• Consegna 1:
Individui e trascriva integralmente ogni riga che contiene la stringa "label".

• Brano selezionato:
^^^^^^^^
Prosegue, così, il percorso di ricerca di Alessandro Brusa attraverso la poesia, per attrazione («cercando lo scontro») e repulsione («cercando la fuga») al contempo: un moto sia centripeto sia centrifugo del pensiero, non lineare, non unico; un voler sapere oltre, di più di sé, di più del proprio corpo; corpo inteso sia in senso fisico («membra») sia “metafisico”, ossia limite della comune percezione da valicare.
Del resto, e viene detto subito, del corpo normalmente inteso il poeta non ha “percezione” nel suo naturale e quotidiano divenire; di esso ha coscienza della struttura che lo sostiene, le “ossa”, perché l’ossatura è la parola stessa che sostiene il discorso poetico. Non si tratta di una ricerca, come dicevo, lineare, dal taglio netto: è un percorso condotto per «pochi rivoli», dove colpisce proprio questa parola, “rivoli”, che evoca l’elemento liquido, vitale, primordiale.
^^^^^^^^
Record estratti
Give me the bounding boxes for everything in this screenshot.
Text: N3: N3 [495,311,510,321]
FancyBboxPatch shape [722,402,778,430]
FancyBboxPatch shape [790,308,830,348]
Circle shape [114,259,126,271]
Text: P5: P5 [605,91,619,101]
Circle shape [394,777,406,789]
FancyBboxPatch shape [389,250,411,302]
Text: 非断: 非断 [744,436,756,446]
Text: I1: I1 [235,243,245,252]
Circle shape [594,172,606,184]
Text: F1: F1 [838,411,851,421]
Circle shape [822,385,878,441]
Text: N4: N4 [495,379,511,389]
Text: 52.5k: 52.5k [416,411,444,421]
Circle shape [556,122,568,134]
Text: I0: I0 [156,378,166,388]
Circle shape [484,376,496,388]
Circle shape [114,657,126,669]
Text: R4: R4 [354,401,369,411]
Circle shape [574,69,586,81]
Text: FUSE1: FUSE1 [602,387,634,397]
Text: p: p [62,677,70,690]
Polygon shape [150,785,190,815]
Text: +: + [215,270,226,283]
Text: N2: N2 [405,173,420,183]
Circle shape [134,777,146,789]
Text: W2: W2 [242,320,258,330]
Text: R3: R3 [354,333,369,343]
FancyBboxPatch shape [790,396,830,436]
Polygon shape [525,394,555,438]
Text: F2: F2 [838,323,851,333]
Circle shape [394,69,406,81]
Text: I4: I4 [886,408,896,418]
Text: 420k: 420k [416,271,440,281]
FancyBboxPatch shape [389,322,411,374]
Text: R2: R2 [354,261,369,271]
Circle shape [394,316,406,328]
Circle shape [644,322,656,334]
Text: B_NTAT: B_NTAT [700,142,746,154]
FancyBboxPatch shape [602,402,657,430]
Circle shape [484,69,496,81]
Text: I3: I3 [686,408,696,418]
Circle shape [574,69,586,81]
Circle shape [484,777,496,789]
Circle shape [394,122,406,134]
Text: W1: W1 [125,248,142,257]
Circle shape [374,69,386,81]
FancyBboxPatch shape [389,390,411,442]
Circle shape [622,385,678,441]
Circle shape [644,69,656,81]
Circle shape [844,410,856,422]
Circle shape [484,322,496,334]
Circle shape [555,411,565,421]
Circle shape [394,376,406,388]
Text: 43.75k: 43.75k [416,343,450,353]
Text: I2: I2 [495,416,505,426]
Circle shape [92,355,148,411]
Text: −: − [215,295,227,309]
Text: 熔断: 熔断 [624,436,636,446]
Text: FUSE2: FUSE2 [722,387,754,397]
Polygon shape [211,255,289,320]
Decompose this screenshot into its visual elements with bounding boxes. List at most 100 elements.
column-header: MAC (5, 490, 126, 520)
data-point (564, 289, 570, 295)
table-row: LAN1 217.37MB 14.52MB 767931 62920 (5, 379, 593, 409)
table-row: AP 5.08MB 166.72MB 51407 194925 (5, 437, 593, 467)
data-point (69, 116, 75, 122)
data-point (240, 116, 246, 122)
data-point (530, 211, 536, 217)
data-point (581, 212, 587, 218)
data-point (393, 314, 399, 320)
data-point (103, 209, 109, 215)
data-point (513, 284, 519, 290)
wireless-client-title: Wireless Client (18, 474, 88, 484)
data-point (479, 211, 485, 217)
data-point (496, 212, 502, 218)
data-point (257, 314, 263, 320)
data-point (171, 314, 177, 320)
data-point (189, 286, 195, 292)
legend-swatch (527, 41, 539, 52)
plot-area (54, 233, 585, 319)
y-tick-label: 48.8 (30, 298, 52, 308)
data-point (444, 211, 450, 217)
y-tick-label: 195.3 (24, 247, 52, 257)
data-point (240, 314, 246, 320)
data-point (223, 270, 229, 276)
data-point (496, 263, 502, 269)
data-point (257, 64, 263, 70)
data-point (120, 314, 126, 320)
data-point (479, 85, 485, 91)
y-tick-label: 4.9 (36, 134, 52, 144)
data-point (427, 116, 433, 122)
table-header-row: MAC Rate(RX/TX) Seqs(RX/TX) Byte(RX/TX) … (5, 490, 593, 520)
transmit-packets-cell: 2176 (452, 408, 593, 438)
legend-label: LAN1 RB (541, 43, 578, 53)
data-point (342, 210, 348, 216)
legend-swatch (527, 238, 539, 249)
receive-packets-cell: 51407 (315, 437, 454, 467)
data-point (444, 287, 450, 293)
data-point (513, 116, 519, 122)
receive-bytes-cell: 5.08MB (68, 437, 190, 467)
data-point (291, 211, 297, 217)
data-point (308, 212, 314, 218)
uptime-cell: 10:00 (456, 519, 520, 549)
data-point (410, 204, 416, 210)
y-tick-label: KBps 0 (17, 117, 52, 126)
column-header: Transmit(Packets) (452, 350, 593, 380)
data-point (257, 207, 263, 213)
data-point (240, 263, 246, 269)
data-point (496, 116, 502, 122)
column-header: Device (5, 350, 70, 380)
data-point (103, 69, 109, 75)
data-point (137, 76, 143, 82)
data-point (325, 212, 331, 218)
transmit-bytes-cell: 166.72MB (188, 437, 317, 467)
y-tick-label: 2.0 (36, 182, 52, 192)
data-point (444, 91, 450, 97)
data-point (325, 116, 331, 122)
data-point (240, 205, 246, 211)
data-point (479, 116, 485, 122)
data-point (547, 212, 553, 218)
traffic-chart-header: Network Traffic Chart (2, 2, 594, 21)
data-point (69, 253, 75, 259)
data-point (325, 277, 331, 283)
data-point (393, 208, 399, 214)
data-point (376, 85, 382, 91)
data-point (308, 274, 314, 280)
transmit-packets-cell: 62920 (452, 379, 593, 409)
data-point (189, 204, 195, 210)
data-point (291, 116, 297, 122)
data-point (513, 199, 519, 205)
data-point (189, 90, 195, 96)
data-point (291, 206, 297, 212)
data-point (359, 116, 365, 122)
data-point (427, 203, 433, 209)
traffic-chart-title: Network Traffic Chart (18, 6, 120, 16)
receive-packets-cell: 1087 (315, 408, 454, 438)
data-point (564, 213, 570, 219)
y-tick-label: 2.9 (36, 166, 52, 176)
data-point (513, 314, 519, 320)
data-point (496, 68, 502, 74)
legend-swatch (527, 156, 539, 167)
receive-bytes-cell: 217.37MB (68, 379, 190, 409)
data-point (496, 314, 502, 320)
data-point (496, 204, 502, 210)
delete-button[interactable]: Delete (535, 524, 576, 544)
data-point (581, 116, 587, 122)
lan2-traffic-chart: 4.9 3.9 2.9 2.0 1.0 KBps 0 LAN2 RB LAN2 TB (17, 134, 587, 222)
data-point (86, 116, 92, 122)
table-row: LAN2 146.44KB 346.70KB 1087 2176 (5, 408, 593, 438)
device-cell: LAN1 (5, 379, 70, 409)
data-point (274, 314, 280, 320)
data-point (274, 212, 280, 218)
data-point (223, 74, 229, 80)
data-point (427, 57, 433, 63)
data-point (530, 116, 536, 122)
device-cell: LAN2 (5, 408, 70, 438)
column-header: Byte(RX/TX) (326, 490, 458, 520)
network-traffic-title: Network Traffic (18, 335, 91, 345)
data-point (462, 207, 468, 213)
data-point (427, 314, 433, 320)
^^^^^^^^
• Consegna 2:
Nel brano sulla poesia di Alessandro Brusa, quale parola evoca l'elemento liquido, vitale, primordiale?

• Risposta completa 1:
y-tick-label: 48.8 (30, 298, 52, 308)
y-tick-label: 195.3 (24, 247, 52, 257)
y-tick-label: 4.9 (36, 134, 52, 144)
legend-label: LAN1 RB (541, 43, 578, 53)
y-tick-label: KBps 0 (17, 117, 52, 126)
y-tick-label: 2.0 (36, 182, 52, 192)
y-tick-label: 2.9 (36, 166, 52, 176)

• Risposta completa 2:
La parola «rivoli».